DIRECTIONS.
Filter the records below down to lines containing "this".

*** DATASET RECORDS ***

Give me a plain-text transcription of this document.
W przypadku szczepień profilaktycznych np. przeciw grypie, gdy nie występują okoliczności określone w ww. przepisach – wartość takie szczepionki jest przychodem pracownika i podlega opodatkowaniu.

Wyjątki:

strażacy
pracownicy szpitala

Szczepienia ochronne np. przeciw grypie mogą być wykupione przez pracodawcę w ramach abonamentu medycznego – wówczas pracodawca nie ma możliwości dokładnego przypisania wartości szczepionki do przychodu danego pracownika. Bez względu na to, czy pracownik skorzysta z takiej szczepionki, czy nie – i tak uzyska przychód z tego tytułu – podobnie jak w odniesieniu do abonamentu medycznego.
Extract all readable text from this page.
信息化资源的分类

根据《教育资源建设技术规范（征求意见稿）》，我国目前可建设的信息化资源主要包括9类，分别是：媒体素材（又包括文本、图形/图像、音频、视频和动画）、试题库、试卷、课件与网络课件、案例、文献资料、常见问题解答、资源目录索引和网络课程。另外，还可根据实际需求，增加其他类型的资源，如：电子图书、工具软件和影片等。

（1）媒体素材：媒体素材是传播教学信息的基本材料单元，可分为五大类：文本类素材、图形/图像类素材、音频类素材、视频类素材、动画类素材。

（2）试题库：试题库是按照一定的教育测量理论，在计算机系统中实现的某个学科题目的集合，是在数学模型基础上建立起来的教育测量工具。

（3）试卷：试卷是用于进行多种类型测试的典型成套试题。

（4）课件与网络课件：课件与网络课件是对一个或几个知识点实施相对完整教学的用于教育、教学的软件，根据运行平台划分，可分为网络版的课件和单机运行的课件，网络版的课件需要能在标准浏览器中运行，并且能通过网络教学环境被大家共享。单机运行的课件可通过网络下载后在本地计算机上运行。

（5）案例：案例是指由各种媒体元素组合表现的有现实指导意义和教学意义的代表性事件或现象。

***

WRITTEN RESPONSE.
Give me a plain-text transcription of this document.
Extract all readable text from this page.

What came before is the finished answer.